INSTRUCTION: Format every line of the records below as a JSON list of strings, with one string per line and no blank lines. Leave the pictures out.

[Stored items from a collection]
┄┄┄┄┄┄┄┄┄┄┄┄┄┄┄┄┄┄┄┄
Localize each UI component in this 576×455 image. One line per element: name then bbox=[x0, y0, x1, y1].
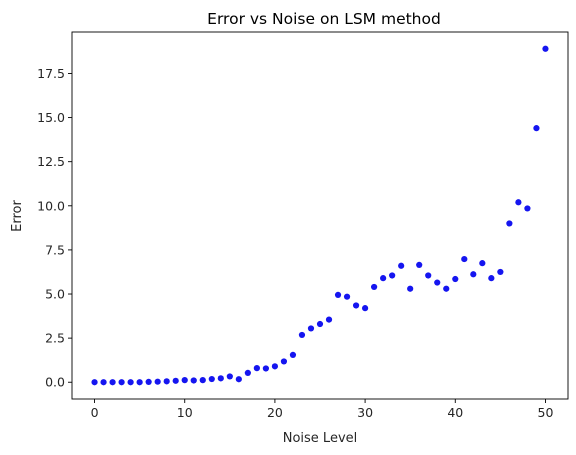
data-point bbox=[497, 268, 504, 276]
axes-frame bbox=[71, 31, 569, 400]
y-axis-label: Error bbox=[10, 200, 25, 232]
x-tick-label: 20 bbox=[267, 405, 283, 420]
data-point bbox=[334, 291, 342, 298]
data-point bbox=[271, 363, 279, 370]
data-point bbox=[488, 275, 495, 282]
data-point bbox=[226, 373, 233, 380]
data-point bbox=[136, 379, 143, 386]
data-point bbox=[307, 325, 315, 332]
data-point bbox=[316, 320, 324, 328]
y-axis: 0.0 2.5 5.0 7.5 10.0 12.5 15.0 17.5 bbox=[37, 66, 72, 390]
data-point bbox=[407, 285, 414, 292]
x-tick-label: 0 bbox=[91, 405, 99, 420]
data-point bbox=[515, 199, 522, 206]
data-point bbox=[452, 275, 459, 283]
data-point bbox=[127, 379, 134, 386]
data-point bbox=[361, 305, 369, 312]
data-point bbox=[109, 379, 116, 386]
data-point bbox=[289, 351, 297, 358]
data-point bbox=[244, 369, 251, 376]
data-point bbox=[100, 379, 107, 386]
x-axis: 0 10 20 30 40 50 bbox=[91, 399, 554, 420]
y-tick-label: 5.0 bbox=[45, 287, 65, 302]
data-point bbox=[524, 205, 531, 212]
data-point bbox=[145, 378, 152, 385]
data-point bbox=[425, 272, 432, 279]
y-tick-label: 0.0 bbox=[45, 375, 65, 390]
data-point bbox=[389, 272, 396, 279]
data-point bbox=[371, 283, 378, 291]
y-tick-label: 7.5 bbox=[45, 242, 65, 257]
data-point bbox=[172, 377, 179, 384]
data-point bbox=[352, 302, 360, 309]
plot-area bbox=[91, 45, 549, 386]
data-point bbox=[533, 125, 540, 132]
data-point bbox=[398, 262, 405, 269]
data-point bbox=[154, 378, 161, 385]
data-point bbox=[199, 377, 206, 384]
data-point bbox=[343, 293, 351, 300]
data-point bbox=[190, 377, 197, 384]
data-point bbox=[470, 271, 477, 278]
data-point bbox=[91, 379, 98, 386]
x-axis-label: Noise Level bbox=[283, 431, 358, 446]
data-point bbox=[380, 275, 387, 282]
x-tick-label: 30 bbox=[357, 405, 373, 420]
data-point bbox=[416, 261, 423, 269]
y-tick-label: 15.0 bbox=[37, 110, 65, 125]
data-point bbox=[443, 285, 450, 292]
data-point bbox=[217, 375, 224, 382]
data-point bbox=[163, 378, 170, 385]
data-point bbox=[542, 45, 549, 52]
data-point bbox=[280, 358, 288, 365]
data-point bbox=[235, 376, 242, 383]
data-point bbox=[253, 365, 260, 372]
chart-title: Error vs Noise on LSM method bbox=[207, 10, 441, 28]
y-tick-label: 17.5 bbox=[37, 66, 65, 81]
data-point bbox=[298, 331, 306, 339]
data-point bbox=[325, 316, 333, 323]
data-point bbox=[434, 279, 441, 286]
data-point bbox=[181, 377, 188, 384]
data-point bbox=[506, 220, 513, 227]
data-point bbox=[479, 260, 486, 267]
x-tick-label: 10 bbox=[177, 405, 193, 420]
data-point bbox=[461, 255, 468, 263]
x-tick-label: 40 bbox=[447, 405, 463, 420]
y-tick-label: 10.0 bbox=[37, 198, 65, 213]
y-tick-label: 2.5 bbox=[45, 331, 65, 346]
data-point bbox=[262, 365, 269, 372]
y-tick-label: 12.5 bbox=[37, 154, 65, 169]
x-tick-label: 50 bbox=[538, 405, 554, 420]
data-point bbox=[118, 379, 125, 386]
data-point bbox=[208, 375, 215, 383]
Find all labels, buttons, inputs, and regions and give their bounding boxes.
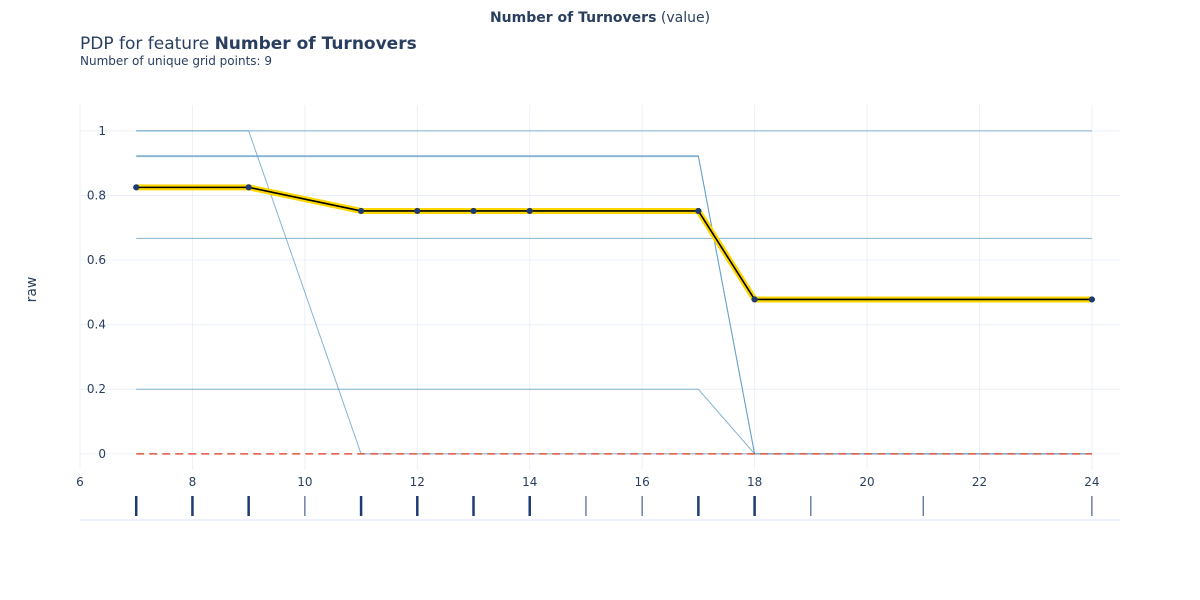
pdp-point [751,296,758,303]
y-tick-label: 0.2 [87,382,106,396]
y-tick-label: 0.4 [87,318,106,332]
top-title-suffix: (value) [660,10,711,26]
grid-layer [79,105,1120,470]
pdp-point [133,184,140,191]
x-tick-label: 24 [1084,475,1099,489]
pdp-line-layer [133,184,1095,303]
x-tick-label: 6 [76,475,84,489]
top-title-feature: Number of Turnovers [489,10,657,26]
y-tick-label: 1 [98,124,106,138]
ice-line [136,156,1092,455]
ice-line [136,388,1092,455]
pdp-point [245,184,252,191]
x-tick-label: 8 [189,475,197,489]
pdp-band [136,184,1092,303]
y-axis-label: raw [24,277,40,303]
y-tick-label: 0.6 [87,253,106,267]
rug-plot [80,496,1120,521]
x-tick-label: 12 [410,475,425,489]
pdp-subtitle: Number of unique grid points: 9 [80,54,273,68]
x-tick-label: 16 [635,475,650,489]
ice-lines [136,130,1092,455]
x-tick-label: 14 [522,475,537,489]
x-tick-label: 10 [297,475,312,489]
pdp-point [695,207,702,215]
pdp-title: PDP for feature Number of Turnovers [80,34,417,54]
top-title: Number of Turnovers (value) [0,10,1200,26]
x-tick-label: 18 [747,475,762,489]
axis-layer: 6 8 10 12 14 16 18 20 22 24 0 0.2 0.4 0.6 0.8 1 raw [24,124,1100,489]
┄┄┄┄┄┄┄┄┄┄┄┄┄┄┄┄┄┄┄┄
FULL ANSWER:
[
  "Localize each UI component in this 576×455 image. One line per element: name then bbox=[x0, y0, x1, y1].",
  "data-point bbox=[497, 268, 504, 276]",
  "axes-frame bbox=[71, 31, 569, 400]",
  "y-axis-label: Error bbox=[10, 200, 25, 232]",
  "x-tick-label: 20 bbox=[267, 405, 283, 420]",
  "data-point bbox=[334, 291, 342, 298]",
  "data-point bbox=[271, 363, 279, 370]",
  "data-point bbox=[488, 275, 495, 282]",
  "data-point bbox=[226, 373, 233, 380]",
  "data-point bbox=[136, 379, 143, 386]",
  "data-point bbox=[307, 325, 315, 332]",
  "data-point bbox=[316, 320, 324, 328]",
  "y-axis: 0.0 2.5 5.0 7.5 10.0 12.5 15.0 17.5 bbox=[37, 66, 72, 390]",
  "data-point bbox=[407, 285, 414, 292]",
  "x-tick-label: 0 bbox=[91, 405, 99, 420]",
  "data-point bbox=[515, 199, 522, 206]",
  "data-point bbox=[452, 275, 459, 283]",
  "data-point bbox=[127, 379, 134, 386]",
  "data-point bbox=[361, 305, 369, 312]",
  "data-point bbox=[109, 379, 116, 386]",
  "data-point bbox=[289, 351, 297, 358]",
  "data-point bbox=[244, 369, 251, 376]",
  "data-point bbox=[100, 379, 107, 386]",
  "x-axis: 0 10 20 30 40 50 bbox=[91, 399, 554, 420]",
  "y-tick-label: 5.0 bbox=[45, 287, 65, 302]",
  "data-point bbox=[524, 205, 531, 212]",
  "data-point bbox=[145, 378, 152, 385]",
  "data-point bbox=[425, 272, 432, 279]",
  "y-tick-label: 0.0 bbox=[45, 375, 65, 390]",
  "data-point bbox=[389, 272, 396, 279]",
  "data-point bbox=[371, 283, 378, 291]",
  "y-tick-label: 7.5 bbox=[45, 242, 65, 257]",
  "data-point bbox=[172, 377, 179, 384]",
  "data-point bbox=[352, 302, 360, 309]",
  "plot-area bbox=[91, 45, 549, 386]",
  "data-point bbox=[533, 125, 540, 132]",
  "data-point bbox=[398, 262, 405, 269]",
  "data-point bbox=[154, 378, 161, 385]",
  "data-point bbox=[199, 377, 206, 384]",
  "data-point bbox=[343, 293, 351, 300]",
  "data-point bbox=[190, 377, 197, 384]",
  "data-point bbox=[470, 271, 477, 278]",
  "data-point bbox=[91, 379, 98, 386]",
  "x-axis-label: Noise Level bbox=[283, 431, 358, 446]",
  "data-point bbox=[380, 275, 387, 282]",
  "x-tick-label: 30 bbox=[357, 405, 373, 420]",
  "data-point bbox=[416, 261, 423, 269]",
  "y-tick-label: 15.0 bbox=[37, 110, 65, 125]",
  "data-point bbox=[443, 285, 450, 292]",
  "data-point bbox=[217, 375, 224, 382]",
  "data-point bbox=[163, 378, 170, 385]",
  "data-point bbox=[542, 45, 549, 52]",
  "data-point bbox=[280, 358, 288, 365]",
  "data-point bbox=[235, 376, 242, 383]",
  "data-point bbox=[253, 365, 260, 372]",
  "chart-title: Error vs Noise on LSM method bbox=[207, 10, 441, 28]",
  "y-tick-label: 17.5 bbox=[37, 66, 65, 81]",
  "data-point bbox=[298, 331, 306, 339]",
  "data-point bbox=[325, 316, 333, 323]",
  "data-point bbox=[434, 279, 441, 286]",
  "data-point bbox=[181, 377, 188, 384]",
  "data-point bbox=[506, 220, 513, 227]",
  "data-point bbox=[479, 260, 486, 267]",
  "x-tick-label: 10 bbox=[177, 405, 193, 420]",
  "data-point bbox=[461, 255, 468, 263]",
  "x-tick-label: 40 bbox=[447, 405, 463, 420]",
  "y-tick-label: 10.0 bbox=[37, 198, 65, 213]",
  "y-tick-label: 2.5 bbox=[45, 331, 65, 346]",
  "data-point bbox=[262, 365, 269, 372]",
  "y-tick-label: 12.5 bbox=[37, 154, 65, 169]",
  "x-tick-label: 50 bbox=[538, 405, 554, 420]",
  "data-point bbox=[118, 379, 125, 386]",
  "data-point bbox=[208, 375, 215, 383]",
  "Find all labels, buttons, inputs, and regions and give their bounding boxes.",
  "pdp-point [751,296,758,303]",
  "y-tick-label: 0.2 [87,382,106,396]",
  "y-tick-label: 0.4 [87,318,106,332]",
  "top-title-suffix: (value) [660,10,711,26]",
  "grid-layer [79,105,1120,470]",
  "pdp-point [133,184,140,191]",
  "x-tick-label: 24 [1084,475,1099,489]",
  "pdp-line-layer [133,184,1095,303]",
  "x-tick-label: 6 [76,475,84,489]",
  "top-title-feature: Number of Turnovers [489,10,657,26]",
  "y-tick-label: 1 [98,124,106,138]",
  "ice-line [136,156,1092,455]",
  "ice-line [136,388,1092,455]",
  "pdp-point [245,184,252,191]",
  "x-tick-label: 8 [189,475,197,489]",
  "pdp-band [136,184,1092,303]",
  "y-axis-label: raw [24,277,40,303]",
  "y-tick-label: 0.6 [87,253,106,267]",
  "rug-plot [80,496,1120,521]",
  "x-tick-label: 12 [410,475,425,489]",
  "pdp-subtitle: Number of unique grid points: 9 [80,54,273,68]",
  "x-tick-label: 16 [635,475,650,489]",
  "ice-lines [136,130,1092,455]",
  "x-tick-label: 14 [522,475,537,489]",
  "x-tick-label: 10 [297,475,312,489]",
  "pdp-point [695,207,702,215]",
  "pdp-title: PDP for feature Number of Turnovers [80,34,417,54]",
  "top-title: Number of Turnovers (value) [0,10,1200,26]",
  "x-tick-label: 18 [747,475,762,489]",
  "axis-layer: 6 8 10 12 14 16 18 20 22 24 0 0.2 0.4 0.6 0.8 1 raw [24,124,1100,489]"
]